*** MATERIAL SHOWN

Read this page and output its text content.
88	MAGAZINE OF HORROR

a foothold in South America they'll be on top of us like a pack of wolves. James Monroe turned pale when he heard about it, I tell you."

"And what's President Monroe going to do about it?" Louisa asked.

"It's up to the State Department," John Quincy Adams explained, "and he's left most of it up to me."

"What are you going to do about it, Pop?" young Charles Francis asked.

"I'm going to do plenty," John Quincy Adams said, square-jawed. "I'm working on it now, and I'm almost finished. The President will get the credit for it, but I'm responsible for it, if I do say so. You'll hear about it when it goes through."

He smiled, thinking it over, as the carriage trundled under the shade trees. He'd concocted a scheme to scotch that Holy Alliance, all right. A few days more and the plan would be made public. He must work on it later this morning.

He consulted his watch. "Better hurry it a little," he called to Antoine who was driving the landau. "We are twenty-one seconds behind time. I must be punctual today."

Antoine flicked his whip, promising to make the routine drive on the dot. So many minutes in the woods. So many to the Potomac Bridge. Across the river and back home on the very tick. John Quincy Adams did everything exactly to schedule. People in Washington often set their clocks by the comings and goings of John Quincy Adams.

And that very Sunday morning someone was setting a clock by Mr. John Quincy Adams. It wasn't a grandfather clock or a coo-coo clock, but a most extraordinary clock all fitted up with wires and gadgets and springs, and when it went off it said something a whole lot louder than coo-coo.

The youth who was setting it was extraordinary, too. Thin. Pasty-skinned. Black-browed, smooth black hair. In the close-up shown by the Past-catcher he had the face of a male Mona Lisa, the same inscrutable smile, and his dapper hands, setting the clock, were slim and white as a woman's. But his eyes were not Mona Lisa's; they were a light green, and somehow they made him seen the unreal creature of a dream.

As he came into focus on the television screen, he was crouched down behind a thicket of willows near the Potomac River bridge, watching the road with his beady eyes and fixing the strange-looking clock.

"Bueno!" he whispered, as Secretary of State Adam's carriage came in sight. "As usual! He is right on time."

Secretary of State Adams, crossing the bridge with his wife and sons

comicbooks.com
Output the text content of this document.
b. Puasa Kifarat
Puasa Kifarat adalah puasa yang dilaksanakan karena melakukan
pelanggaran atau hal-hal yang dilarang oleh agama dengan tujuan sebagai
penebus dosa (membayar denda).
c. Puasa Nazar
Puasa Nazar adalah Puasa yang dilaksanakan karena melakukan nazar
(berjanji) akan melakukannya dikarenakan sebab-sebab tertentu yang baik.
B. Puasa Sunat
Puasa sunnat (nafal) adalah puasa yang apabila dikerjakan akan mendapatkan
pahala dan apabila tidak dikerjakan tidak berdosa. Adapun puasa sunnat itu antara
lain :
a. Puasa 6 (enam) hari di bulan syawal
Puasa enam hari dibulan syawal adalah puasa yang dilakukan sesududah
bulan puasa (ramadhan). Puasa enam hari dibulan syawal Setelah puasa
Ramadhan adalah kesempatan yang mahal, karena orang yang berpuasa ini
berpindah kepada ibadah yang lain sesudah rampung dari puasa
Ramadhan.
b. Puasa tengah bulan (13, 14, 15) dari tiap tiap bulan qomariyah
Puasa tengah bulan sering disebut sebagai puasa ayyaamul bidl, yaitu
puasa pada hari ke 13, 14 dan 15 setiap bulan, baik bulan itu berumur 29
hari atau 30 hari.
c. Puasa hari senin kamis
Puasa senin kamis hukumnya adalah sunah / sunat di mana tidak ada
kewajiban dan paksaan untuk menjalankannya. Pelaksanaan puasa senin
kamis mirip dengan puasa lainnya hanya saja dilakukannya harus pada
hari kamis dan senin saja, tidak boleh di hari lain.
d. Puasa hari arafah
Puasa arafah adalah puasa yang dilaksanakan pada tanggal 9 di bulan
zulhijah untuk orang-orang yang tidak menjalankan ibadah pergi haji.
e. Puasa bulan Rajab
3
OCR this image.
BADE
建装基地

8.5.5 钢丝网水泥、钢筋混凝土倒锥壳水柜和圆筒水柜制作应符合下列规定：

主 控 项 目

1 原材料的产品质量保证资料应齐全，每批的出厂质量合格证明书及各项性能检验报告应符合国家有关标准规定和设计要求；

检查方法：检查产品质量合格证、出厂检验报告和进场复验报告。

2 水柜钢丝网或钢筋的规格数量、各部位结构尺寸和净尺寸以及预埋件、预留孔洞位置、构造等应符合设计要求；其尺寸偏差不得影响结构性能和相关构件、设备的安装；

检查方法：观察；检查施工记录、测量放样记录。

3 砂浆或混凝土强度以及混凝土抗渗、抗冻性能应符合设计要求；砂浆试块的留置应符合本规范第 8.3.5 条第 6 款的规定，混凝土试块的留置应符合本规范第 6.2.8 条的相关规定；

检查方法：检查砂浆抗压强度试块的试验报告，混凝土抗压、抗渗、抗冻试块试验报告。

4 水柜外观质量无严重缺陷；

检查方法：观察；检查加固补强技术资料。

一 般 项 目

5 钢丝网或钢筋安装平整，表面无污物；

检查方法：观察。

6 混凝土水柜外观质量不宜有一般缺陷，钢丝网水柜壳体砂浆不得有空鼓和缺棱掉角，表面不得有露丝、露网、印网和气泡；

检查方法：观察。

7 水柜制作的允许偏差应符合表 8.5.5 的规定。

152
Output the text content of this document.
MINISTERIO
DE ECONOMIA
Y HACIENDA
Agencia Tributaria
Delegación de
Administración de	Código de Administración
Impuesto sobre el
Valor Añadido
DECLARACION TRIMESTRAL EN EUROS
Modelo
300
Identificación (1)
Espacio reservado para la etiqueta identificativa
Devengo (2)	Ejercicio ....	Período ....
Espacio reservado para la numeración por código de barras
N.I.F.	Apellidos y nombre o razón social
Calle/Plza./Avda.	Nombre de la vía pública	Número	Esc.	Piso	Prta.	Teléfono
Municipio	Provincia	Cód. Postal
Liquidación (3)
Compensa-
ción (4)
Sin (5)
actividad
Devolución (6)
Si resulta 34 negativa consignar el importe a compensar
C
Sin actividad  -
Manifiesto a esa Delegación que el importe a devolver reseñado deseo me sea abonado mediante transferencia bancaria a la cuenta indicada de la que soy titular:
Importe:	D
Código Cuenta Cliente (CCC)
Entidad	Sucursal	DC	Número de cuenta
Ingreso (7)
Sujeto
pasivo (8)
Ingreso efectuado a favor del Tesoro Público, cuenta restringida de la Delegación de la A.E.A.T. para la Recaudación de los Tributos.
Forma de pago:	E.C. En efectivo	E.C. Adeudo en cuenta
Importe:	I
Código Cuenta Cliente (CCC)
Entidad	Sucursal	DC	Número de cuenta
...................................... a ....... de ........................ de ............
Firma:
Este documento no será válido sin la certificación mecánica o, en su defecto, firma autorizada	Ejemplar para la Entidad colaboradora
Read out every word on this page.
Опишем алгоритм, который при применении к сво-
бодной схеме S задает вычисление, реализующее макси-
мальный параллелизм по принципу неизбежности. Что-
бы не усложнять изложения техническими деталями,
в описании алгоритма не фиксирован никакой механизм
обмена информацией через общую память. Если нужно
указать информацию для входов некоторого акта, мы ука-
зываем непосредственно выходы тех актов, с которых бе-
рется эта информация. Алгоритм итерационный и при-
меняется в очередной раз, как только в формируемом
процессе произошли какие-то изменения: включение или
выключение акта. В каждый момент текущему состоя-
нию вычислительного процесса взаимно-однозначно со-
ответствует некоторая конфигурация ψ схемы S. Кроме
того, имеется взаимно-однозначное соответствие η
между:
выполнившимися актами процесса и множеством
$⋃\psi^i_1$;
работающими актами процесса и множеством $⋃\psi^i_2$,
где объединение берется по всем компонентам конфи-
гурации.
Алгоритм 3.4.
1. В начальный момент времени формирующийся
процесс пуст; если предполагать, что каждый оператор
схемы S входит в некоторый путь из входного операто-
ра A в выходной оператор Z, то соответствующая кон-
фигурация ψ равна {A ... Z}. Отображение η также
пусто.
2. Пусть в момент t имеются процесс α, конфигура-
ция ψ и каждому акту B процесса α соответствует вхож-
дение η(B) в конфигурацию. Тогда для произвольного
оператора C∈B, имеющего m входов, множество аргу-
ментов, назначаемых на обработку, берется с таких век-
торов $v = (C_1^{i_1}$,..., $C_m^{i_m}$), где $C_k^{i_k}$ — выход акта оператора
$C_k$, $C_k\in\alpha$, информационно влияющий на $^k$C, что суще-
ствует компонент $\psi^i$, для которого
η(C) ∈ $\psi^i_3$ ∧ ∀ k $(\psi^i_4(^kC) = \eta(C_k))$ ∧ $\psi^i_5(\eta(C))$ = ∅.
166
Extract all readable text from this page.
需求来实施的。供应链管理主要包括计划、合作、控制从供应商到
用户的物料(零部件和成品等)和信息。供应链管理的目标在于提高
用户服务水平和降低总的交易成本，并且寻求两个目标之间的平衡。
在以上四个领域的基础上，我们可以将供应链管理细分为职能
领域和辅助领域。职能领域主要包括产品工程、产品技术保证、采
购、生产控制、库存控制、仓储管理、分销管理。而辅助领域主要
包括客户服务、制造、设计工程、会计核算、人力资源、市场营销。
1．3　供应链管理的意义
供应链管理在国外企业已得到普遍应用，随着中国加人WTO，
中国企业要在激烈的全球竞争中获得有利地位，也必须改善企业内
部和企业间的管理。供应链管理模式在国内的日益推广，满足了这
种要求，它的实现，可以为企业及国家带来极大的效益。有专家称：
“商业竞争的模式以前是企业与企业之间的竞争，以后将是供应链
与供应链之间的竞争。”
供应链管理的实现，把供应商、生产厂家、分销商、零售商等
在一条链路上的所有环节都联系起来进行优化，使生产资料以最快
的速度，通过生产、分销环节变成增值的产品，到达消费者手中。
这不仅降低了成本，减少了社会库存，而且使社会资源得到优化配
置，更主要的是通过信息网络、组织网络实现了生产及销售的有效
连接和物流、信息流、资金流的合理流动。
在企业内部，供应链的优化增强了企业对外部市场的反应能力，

******

● **TASK REQUIREMENTS**: Repeat, without changes, every line from the one that contains "Extract all readable text from this page." through the final line of the data.

● **RESPONSE FOR THIS EXERCISE**:
Extract all readable text from this page.
需求来实施的。供应链管理主要包括计划、合作、控制从供应商到
用户的物料(零部件和成品等)和信息。供应链管理的目标在于提高
用户服务水平和降低总的交易成本，并且寻求两个目标之间的平衡。
在以上四个领域的基础上，我们可以将供应链管理细分为职能
领域和辅助领域。职能领域主要包括产品工程、产品技术保证、采
购、生产控制、库存控制、仓储管理、分销管理。而辅助领域主要
包括客户服务、制造、设计工程、会计核算、人力资源、市场营销。
1．3　供应链管理的意义
供应链管理在国外企业已得到普遍应用，随着中国加人WTO，
中国企业要在激烈的全球竞争中获得有利地位，也必须改善企业内
部和企业间的管理。供应链管理模式在国内的日益推广，满足了这
种要求，它的实现，可以为企业及国家带来极大的效益。有专家称：
“商业竞争的模式以前是企业与企业之间的竞争，以后将是供应链
与供应链之间的竞争。”
供应链管理的实现，把供应商、生产厂家、分销商、零售商等
在一条链路上的所有环节都联系起来进行优化，使生产资料以最快
的速度，通过生产、分销环节变成增值的产品，到达消费者手中。
这不仅降低了成本，减少了社会库存，而且使社会资源得到优化配
置，更主要的是通过信息网络、组织网络实现了生产及销售的有效
连接和物流、信息流、资金流的合理流动。
在企业内部，供应链的优化增强了企业对外部市场的反应能力，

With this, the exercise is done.